App and web page records:
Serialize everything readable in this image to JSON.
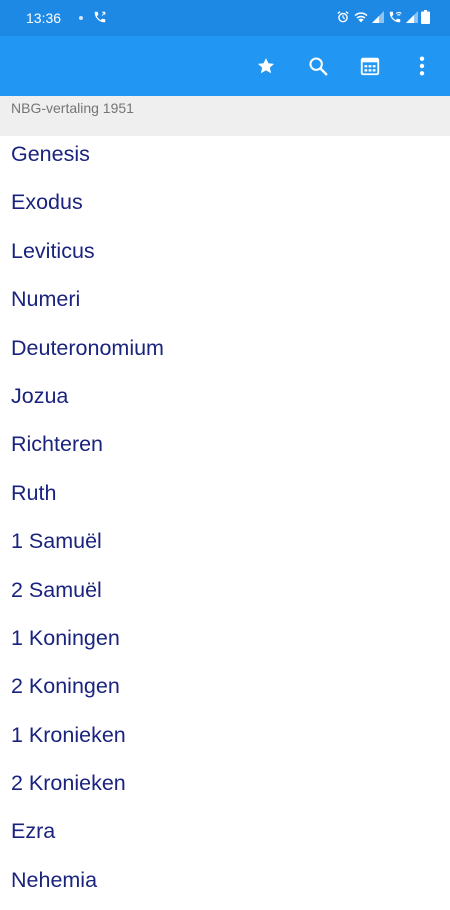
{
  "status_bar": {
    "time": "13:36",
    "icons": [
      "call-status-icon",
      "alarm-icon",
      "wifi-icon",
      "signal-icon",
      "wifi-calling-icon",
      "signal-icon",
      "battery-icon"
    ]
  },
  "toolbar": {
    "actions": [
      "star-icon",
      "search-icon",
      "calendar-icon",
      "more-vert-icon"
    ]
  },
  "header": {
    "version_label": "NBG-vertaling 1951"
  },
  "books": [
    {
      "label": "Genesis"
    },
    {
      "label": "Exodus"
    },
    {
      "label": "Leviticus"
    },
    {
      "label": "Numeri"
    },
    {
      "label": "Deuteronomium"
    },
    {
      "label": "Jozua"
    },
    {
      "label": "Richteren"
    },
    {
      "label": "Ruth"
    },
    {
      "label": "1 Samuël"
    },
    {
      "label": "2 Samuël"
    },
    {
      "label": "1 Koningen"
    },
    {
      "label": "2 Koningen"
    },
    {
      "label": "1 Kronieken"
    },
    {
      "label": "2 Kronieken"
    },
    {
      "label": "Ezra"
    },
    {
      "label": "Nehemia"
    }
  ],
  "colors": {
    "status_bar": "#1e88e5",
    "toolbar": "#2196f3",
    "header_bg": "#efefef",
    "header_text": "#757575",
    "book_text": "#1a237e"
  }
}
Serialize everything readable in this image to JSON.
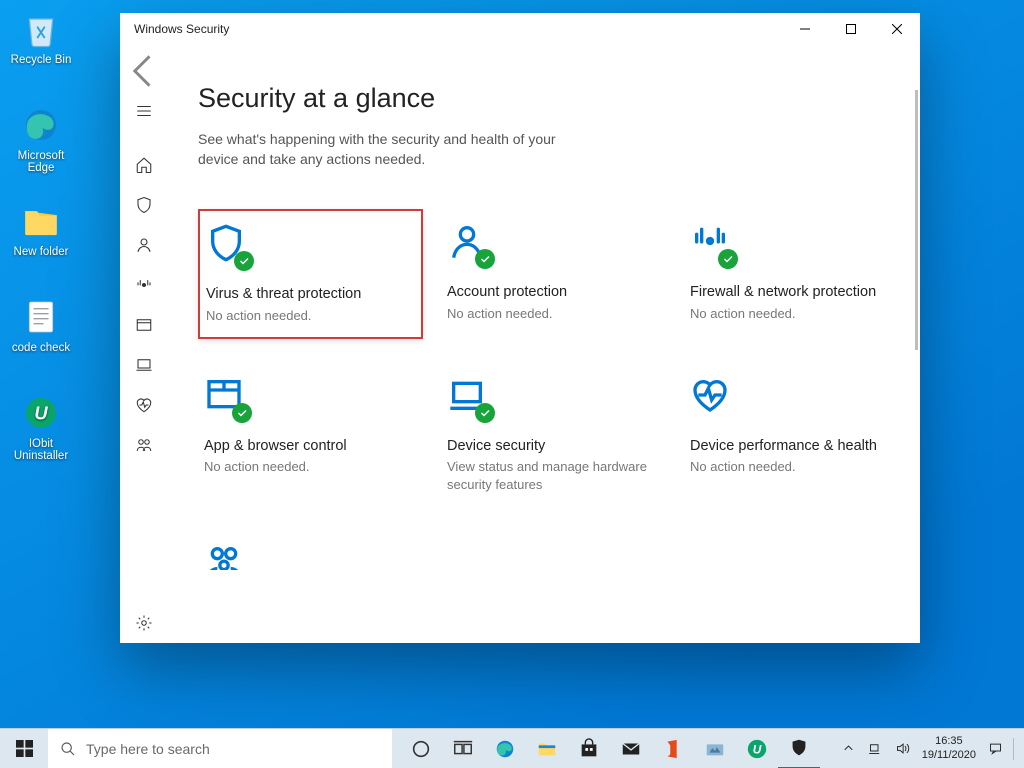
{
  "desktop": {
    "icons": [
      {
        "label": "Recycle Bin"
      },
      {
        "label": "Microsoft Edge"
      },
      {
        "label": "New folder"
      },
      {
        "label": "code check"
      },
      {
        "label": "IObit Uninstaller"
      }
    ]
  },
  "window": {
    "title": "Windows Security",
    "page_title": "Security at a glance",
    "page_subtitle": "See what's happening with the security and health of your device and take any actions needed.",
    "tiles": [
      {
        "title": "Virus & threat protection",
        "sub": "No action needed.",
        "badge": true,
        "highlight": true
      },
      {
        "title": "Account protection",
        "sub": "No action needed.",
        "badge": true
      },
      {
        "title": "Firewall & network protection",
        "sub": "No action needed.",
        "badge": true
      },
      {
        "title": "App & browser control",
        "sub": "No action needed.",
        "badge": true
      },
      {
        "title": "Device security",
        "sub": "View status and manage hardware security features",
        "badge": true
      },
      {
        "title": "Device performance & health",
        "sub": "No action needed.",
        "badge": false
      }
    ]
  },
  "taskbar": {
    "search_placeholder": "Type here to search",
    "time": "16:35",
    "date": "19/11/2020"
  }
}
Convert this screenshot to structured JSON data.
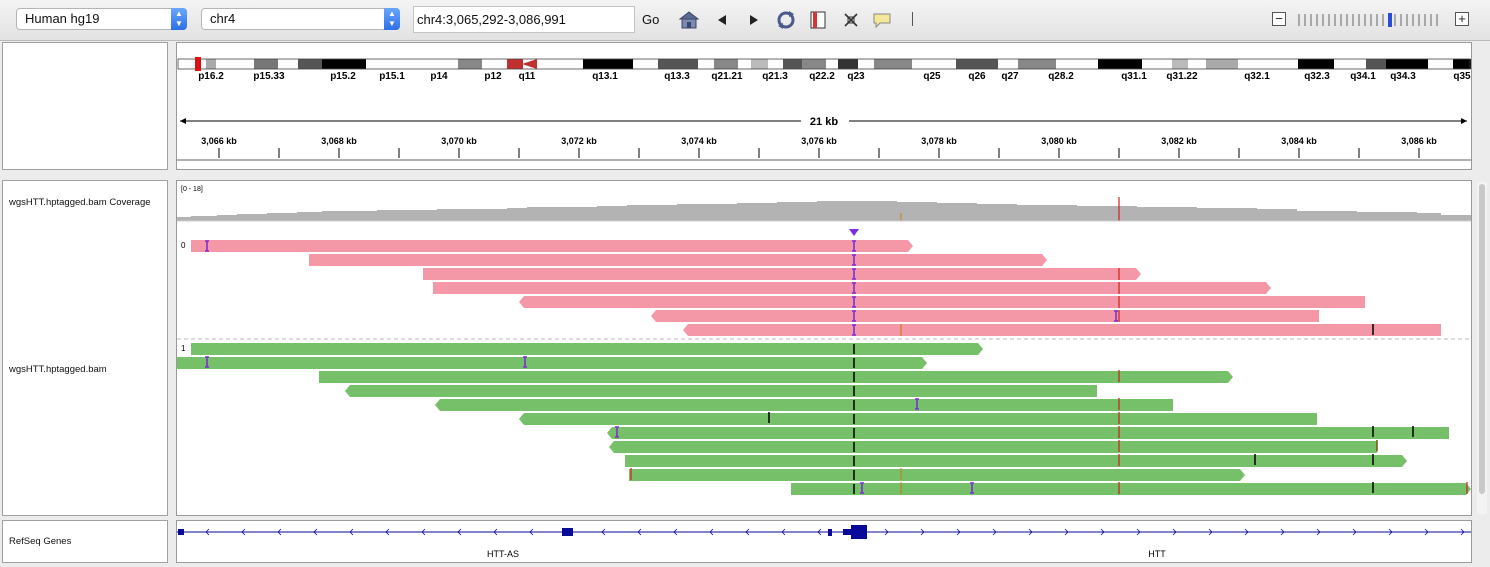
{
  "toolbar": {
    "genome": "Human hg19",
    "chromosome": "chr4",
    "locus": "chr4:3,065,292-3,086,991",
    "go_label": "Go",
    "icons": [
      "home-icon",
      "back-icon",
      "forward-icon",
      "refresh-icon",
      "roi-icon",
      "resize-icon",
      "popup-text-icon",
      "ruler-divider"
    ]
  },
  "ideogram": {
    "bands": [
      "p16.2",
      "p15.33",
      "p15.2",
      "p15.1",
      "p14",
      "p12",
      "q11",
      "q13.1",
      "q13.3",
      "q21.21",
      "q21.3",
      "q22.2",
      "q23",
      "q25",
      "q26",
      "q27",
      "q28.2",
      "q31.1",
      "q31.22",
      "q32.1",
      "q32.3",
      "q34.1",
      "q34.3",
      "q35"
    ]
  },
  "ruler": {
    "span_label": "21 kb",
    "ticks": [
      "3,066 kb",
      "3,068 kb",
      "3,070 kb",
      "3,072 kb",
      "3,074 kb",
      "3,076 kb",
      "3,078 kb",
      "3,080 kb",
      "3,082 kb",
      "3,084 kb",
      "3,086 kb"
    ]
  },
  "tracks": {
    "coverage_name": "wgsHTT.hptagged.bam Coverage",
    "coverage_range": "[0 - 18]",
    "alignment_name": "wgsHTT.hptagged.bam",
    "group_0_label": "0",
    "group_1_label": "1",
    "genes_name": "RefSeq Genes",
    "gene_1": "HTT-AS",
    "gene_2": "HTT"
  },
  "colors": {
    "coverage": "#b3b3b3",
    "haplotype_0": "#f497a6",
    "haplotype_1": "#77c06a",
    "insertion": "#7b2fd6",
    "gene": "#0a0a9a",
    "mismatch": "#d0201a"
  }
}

--

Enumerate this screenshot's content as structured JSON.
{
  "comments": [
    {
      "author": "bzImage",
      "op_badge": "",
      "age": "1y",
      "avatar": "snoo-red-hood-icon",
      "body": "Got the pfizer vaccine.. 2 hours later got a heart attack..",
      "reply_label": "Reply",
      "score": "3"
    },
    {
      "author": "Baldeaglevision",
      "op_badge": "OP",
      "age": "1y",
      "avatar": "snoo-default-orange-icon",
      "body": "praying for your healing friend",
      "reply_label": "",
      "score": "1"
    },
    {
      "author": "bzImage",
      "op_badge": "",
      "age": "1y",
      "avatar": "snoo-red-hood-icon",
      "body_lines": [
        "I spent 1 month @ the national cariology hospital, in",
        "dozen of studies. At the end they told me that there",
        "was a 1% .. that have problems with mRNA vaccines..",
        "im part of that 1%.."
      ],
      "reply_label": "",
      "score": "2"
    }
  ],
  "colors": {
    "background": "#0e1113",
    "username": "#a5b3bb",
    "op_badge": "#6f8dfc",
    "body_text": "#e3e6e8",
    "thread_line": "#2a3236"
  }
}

---

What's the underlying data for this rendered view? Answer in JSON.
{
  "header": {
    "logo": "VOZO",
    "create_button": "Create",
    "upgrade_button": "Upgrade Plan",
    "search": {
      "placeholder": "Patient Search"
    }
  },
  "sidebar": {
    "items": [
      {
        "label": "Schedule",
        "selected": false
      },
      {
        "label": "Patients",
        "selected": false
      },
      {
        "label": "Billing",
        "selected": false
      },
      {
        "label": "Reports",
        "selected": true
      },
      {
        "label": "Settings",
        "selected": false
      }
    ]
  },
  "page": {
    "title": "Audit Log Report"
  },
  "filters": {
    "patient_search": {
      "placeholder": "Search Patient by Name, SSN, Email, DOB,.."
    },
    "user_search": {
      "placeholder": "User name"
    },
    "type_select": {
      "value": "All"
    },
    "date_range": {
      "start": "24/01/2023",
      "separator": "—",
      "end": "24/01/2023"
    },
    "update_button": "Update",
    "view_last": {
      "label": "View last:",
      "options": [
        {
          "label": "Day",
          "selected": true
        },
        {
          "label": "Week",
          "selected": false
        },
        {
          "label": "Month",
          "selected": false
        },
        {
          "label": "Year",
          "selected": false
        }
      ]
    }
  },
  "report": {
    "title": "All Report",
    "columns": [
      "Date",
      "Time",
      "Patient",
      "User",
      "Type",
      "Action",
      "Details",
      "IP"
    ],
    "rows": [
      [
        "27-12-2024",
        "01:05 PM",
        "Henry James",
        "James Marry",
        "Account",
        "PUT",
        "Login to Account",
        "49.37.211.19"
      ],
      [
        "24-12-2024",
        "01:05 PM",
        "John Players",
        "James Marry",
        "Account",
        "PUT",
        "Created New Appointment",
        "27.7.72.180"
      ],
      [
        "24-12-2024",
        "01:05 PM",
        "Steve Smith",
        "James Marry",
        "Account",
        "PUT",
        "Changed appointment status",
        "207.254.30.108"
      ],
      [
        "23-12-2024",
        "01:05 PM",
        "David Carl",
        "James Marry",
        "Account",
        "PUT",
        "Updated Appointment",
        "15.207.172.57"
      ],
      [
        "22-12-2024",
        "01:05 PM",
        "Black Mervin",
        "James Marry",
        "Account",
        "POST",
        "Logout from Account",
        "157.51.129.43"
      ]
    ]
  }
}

What this task involves.
From the entries, copy out each line containing the word "protection".

Result.
        "title": "Virus & threat protection",
        "title": "Account protection",
        "title": "Firewall & network protection",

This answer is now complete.